• Exercise goal:
Take every line where the string "Scene" appears and copy it.

○ ○ ○ ○ ○

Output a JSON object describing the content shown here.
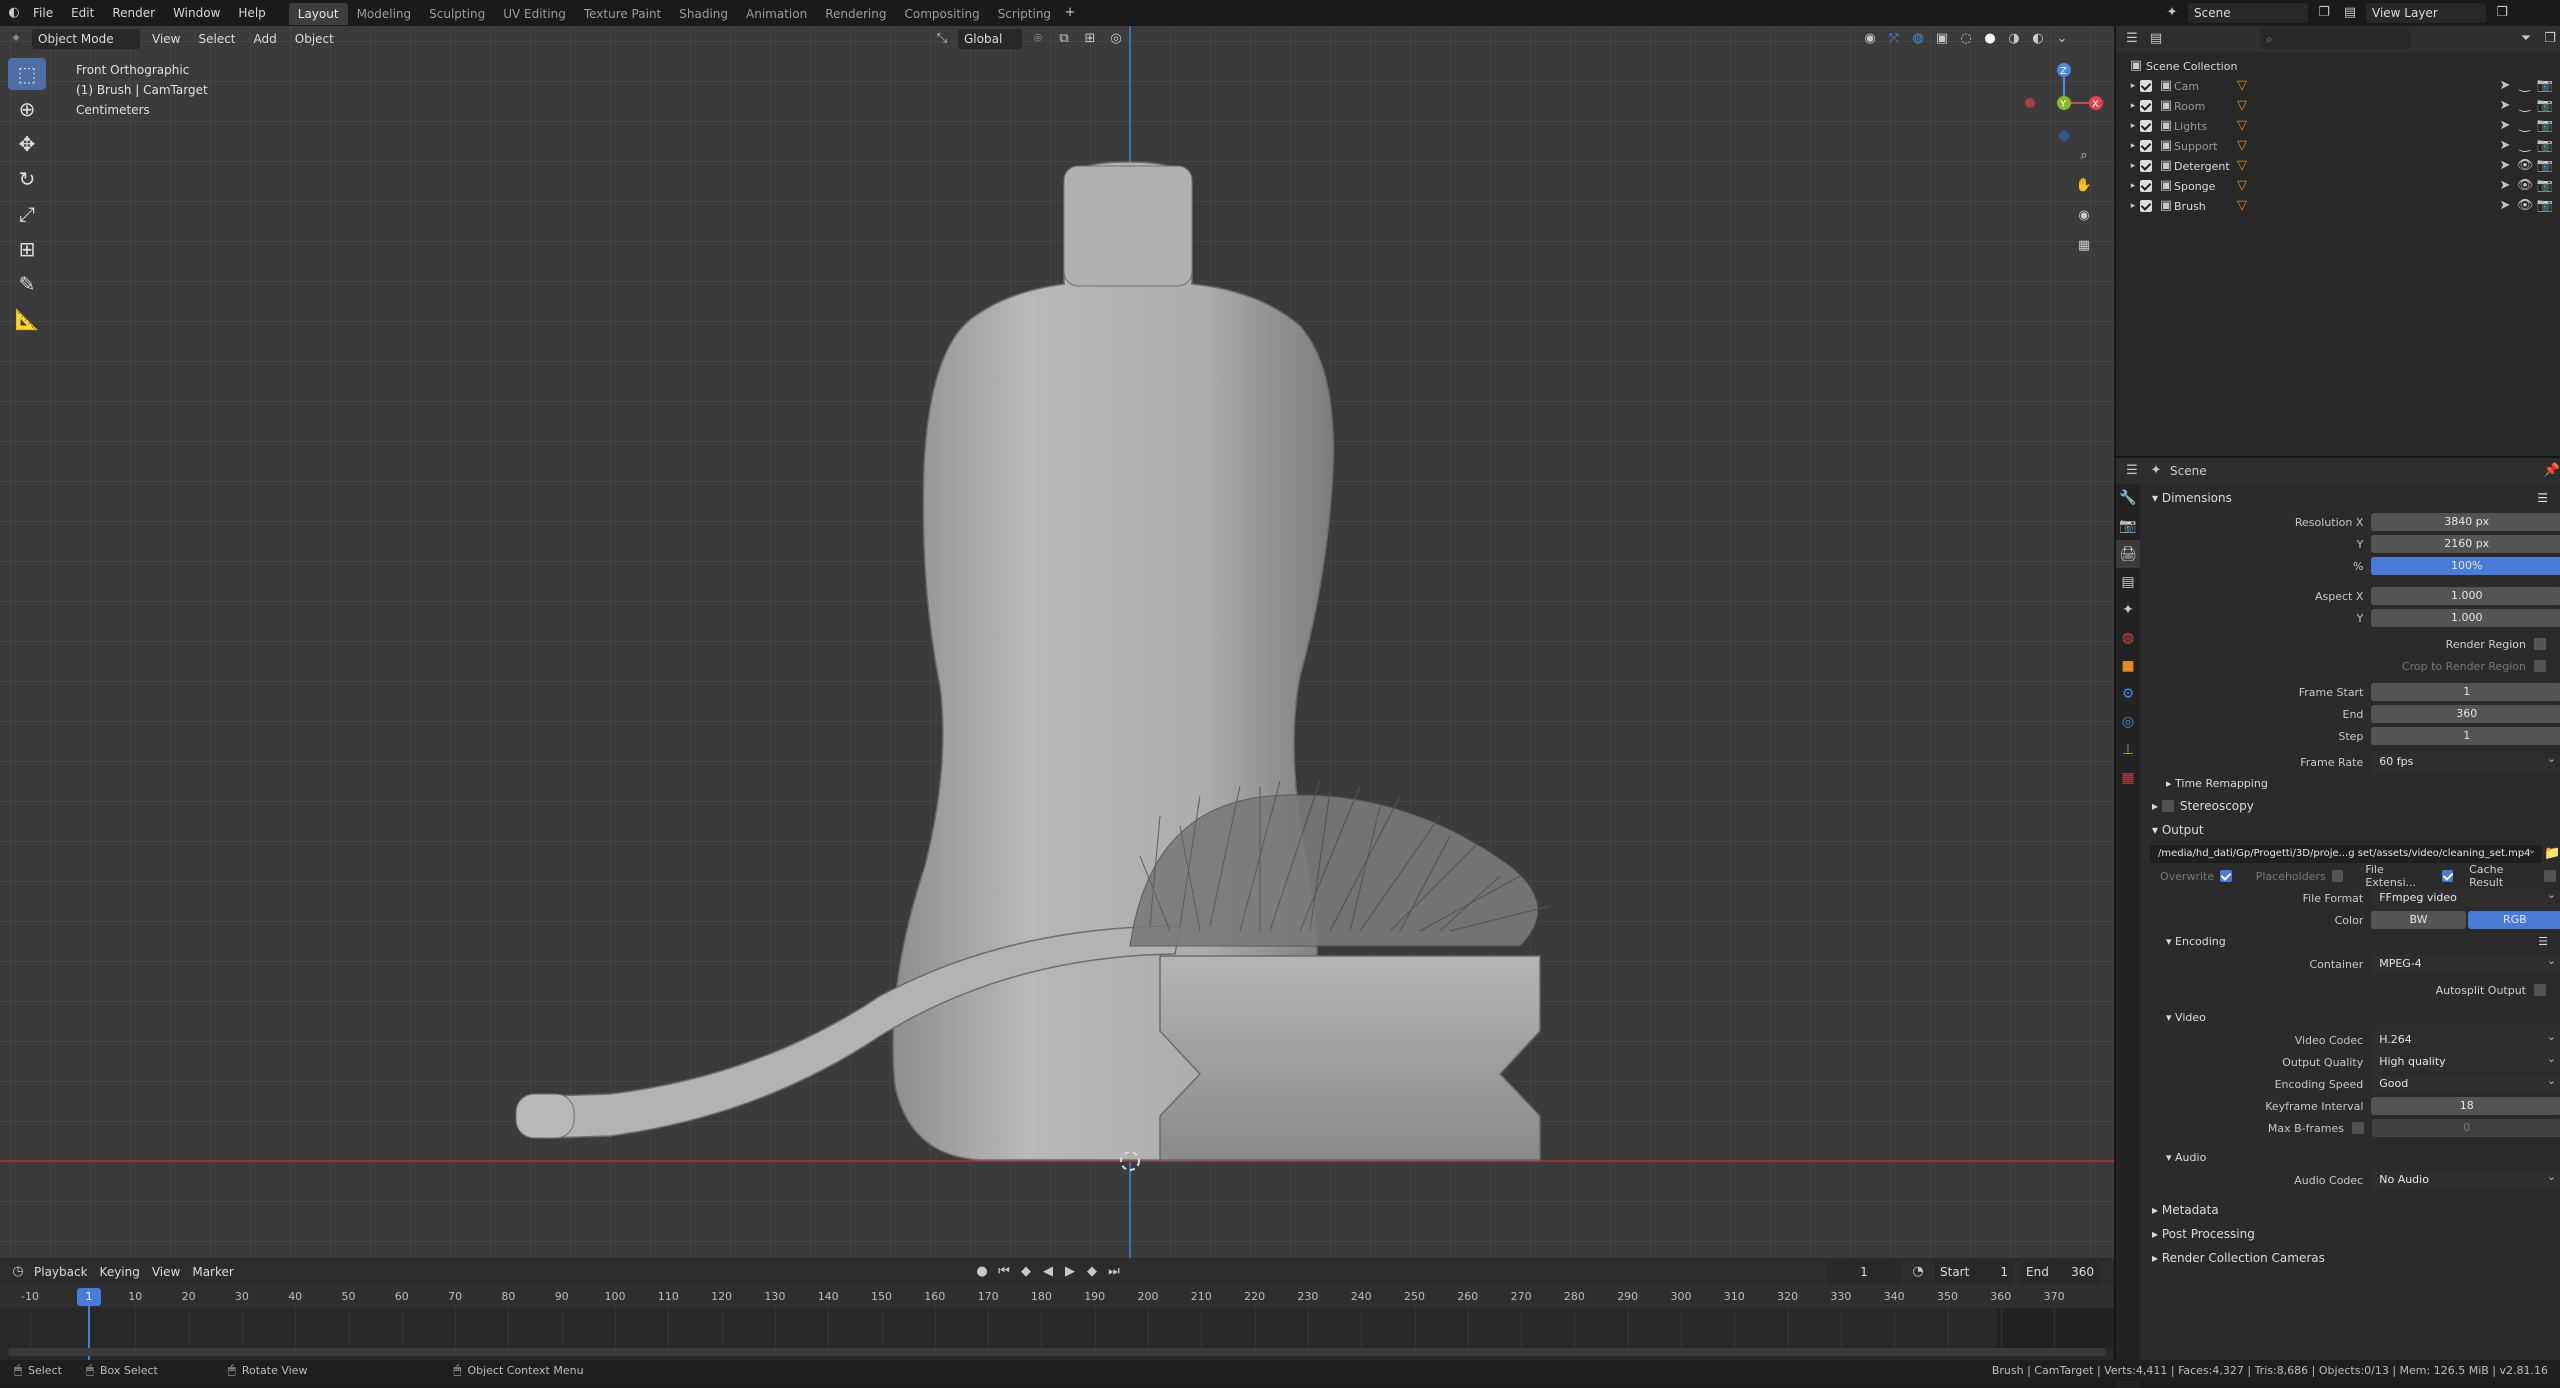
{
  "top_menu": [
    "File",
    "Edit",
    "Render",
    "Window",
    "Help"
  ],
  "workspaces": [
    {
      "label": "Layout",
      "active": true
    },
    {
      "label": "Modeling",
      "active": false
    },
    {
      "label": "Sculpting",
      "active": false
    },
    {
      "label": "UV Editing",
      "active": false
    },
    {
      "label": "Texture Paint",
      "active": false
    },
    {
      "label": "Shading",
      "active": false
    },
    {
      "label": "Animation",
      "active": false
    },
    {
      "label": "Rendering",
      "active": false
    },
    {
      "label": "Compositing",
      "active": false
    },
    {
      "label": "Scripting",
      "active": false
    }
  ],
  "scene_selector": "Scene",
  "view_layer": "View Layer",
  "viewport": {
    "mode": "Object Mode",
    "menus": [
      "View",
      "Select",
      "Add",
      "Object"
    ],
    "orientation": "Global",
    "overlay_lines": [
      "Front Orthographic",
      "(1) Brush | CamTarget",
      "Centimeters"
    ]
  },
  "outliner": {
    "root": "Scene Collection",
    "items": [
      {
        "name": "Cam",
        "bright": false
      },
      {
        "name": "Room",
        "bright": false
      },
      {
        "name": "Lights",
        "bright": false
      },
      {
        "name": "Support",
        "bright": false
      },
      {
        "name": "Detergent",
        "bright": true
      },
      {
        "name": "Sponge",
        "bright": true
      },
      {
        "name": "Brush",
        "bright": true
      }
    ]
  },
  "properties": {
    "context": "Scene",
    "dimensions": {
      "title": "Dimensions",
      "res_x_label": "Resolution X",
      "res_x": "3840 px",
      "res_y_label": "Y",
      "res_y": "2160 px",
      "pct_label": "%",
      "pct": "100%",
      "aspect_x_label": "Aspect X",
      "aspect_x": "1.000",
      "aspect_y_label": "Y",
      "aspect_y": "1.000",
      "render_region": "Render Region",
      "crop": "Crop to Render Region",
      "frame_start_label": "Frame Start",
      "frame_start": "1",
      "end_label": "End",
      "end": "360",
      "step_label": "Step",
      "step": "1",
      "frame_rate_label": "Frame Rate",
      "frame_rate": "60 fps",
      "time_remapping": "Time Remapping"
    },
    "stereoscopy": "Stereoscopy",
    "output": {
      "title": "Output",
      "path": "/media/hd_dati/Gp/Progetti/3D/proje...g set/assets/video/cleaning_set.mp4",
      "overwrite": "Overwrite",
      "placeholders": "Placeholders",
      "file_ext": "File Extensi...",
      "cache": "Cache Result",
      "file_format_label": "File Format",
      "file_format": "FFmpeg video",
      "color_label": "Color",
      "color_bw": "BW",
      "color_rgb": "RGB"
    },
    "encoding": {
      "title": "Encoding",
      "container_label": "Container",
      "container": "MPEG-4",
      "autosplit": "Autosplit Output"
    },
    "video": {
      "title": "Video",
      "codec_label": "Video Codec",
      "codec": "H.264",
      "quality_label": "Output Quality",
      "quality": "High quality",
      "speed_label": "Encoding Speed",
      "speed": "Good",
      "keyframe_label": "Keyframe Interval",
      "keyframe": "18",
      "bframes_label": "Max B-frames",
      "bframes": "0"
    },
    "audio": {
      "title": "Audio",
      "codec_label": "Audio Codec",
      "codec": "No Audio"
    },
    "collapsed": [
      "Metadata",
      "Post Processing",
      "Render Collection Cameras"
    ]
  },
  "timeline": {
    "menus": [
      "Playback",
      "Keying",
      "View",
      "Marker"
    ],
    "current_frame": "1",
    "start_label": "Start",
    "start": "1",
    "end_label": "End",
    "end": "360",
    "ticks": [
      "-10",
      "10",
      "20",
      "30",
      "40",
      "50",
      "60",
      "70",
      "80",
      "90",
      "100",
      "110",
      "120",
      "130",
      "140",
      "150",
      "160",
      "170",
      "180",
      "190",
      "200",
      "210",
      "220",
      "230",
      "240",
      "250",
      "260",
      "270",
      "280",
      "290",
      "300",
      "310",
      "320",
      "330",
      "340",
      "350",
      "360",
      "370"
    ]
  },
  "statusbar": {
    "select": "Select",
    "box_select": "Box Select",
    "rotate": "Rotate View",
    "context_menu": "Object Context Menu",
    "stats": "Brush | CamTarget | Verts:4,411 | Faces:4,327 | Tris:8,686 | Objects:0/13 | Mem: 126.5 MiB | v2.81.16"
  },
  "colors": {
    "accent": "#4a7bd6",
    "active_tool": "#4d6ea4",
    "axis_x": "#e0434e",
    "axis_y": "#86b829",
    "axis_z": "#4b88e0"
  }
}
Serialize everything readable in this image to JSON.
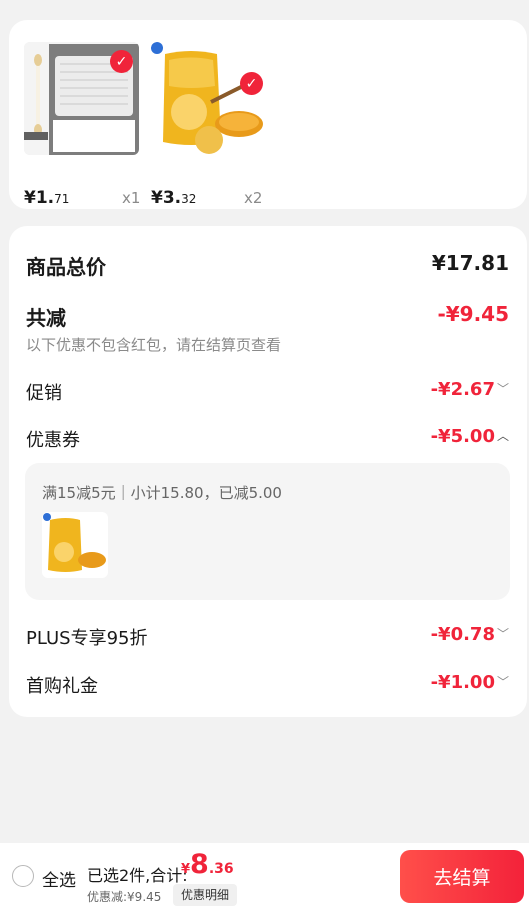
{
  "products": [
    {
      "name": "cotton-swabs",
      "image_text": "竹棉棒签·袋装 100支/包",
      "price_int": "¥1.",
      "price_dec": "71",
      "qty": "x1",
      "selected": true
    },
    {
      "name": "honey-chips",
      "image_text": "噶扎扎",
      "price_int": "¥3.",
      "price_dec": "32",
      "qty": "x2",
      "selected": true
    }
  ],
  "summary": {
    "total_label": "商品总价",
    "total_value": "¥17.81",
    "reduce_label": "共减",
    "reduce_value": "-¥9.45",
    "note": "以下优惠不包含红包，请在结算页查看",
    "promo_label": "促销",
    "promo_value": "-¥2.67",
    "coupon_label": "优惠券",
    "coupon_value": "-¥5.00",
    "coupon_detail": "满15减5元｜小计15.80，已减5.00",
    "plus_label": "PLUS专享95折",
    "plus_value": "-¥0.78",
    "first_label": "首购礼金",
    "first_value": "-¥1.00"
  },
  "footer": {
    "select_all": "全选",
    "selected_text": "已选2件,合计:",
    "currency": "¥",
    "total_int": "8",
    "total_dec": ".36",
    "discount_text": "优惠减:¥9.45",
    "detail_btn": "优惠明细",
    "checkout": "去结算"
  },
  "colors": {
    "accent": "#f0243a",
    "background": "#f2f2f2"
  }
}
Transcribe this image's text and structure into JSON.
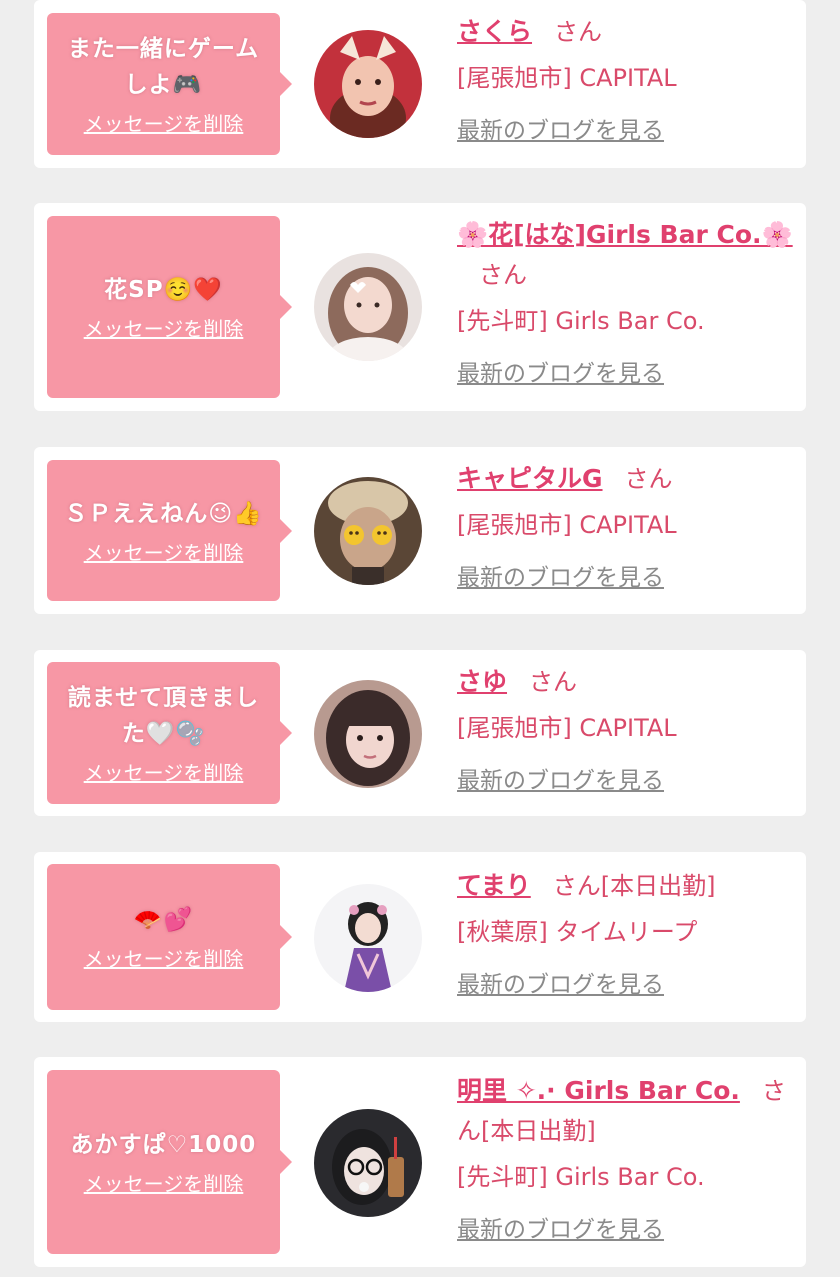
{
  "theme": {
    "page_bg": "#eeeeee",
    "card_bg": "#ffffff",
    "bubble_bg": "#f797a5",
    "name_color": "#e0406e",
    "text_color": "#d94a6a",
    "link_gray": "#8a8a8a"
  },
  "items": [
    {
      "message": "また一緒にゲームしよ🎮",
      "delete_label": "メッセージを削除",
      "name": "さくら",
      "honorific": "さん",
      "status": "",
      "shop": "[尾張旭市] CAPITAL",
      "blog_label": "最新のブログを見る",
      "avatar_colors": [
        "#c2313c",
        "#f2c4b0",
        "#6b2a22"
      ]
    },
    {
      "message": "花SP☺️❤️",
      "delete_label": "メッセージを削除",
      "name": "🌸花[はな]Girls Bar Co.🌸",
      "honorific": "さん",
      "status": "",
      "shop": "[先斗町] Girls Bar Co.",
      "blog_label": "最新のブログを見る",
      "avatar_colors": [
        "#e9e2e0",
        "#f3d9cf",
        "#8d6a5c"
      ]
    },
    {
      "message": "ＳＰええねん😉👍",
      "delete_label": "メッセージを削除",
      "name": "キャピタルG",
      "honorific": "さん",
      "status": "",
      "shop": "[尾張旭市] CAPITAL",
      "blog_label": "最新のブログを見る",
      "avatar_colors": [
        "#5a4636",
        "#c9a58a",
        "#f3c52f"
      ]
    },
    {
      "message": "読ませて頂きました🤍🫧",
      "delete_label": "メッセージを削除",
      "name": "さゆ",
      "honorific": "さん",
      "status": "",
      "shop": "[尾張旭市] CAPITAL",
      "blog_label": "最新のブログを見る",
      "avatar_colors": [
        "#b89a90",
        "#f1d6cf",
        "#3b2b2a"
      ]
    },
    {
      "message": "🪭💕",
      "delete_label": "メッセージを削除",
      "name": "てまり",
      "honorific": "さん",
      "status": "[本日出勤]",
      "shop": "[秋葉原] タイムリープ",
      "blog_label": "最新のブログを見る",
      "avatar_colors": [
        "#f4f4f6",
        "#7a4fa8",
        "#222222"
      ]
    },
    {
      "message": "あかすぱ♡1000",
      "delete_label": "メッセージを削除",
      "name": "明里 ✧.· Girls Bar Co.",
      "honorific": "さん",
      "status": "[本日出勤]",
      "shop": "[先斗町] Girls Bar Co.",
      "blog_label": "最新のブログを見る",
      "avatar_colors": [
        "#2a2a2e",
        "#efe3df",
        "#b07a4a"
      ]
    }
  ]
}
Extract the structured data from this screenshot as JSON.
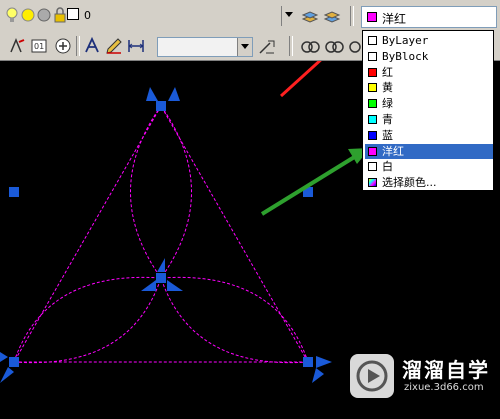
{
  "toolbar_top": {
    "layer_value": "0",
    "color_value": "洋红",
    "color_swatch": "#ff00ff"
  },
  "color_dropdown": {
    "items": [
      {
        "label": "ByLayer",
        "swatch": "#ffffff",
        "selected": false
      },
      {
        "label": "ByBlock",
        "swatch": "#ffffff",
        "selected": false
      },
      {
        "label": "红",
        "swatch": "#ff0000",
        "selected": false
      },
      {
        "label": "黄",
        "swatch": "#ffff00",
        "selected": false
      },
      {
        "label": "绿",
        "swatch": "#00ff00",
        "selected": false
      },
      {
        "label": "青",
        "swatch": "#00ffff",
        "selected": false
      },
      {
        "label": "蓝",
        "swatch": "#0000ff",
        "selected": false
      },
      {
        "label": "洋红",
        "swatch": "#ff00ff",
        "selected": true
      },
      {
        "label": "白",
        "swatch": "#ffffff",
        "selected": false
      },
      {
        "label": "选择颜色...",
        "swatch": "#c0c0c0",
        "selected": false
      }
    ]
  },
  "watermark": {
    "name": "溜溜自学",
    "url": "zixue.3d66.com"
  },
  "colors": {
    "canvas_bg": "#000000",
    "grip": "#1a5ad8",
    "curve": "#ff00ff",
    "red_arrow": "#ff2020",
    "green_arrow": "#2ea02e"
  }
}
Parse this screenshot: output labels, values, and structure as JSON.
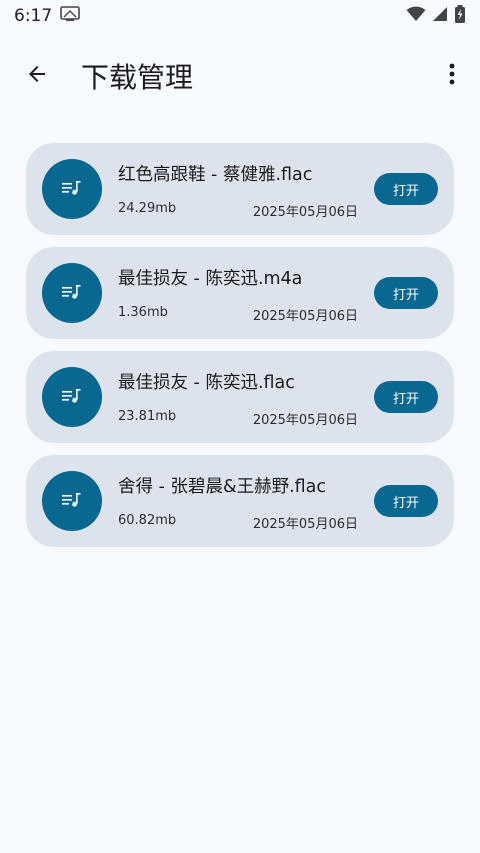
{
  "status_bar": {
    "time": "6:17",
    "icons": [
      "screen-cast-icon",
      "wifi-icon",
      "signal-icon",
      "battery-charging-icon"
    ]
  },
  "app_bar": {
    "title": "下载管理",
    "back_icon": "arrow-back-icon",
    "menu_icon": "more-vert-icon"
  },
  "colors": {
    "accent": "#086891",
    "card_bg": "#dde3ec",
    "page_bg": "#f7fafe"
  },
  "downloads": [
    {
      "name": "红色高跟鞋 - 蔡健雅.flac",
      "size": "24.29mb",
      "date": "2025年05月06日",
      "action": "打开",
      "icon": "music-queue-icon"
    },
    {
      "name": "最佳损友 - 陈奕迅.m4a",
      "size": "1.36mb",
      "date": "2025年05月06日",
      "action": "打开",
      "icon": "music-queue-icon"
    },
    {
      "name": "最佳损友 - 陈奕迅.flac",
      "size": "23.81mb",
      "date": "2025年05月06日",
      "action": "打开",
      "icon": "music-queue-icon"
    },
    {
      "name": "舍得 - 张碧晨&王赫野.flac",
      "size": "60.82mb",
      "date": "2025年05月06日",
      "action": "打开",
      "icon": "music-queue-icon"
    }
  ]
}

○ ○ ○ ○ ○

• Solution to the problem:
  "scene_selector": "Scene",
    "root": "Scene Collection",
    "context": "Scene",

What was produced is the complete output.